Short task :: Transcribe the listing that follows in full, omitting pictures.

# # #

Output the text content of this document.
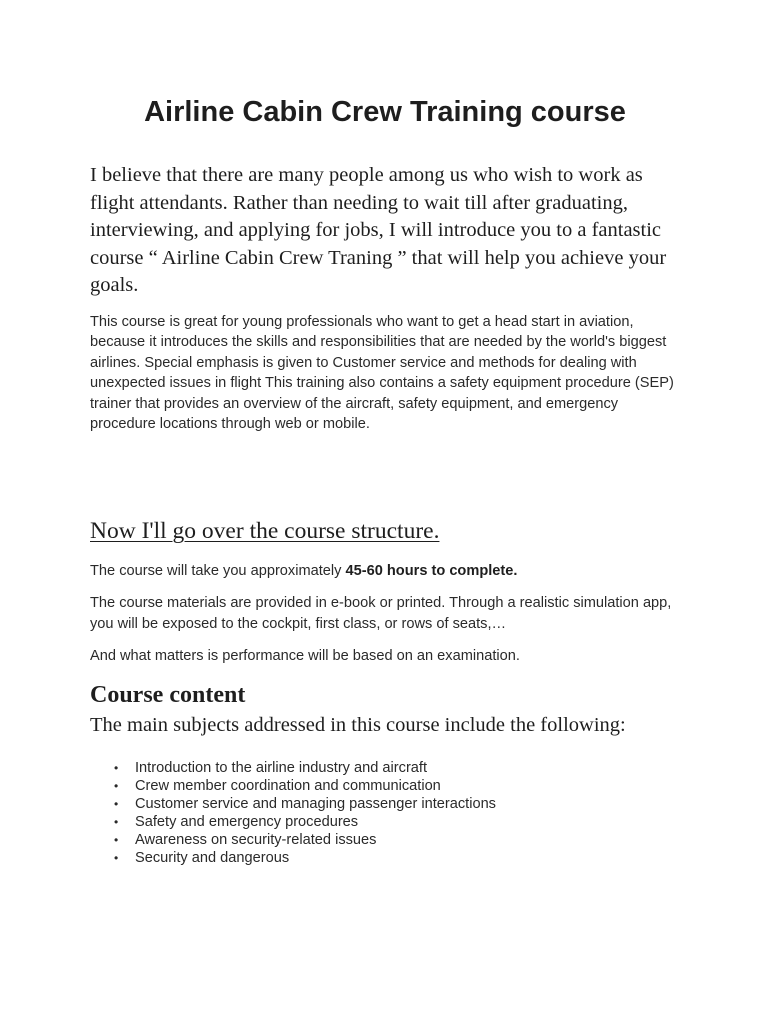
Airline Cabin Crew Training course

I believe that there are many people among us who wish to work as flight attendants. Rather than needing to wait till after graduating, interviewing, and applying for jobs, I will introduce you to a fantastic course “ Airline Cabin Crew Traning ” that will help you achieve your goals.

This course is great for young professionals who want to get a head start in aviation, because it introduces the skills and responsibilities that are needed by the world's biggest airlines. Special emphasis is given to Customer service and methods for dealing with unexpected issues in flight This training also contains a safety equipment procedure (SEP) trainer that provides an overview of the aircraft, safety equipment, and emergency procedure locations through web or mobile.

Now I'll go over the course structure.

The course will take you approximately 45-60 hours to complete.

The course materials are provided in e-book or printed. Through a realistic simulation app, you will be exposed to the cockpit, first class, or rows of seats,…

And what matters is performance will be based on an examination.

Course content

The main subjects addressed in this course include the following:

• Introduction to the airline industry and aircraft
• Crew member coordination and communication
• Customer service and managing passenger interactions
• Safety and emergency procedures
• Awareness on security-related issues
• Security and dangerous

# # #

Right answer ::
Output the text content of this document.
Airline Cabin Crew Training course

I believe that there are many people among us who wish to work as flight attendants. Rather than needing to wait till after graduating, interviewing, and applying for jobs, I will introduce you to a fantastic course “ Airline Cabin Crew Traning ” that will help you achieve your goals.

This course is great for young professionals who want to get a head start in aviation, because it introduces the skills and responsibilities that are needed by the world's biggest airlines. Special emphasis is given to Customer service and methods for dealing with unexpected issues in flight This training also contains a safety equipment procedure (SEP) trainer that provides an overview of the aircraft, safety equipment, and emergency procedure locations through web or mobile.

Now I'll go over the course structure.

The course will take you approximately 45-60 hours to complete.

The course materials are provided in e-book or printed. Through a realistic simulation app, you will be exposed to the cockpit, first class, or rows of seats,…

And what matters is performance will be based on an examination.

Course content

The main subjects addressed in this course include the following:

• Introduction to the airline industry and aircraft
• Crew member coordination and communication
• Customer service and managing passenger interactions
• Safety and emergency procedures
• Awareness on security-related issues
• Security and dangerous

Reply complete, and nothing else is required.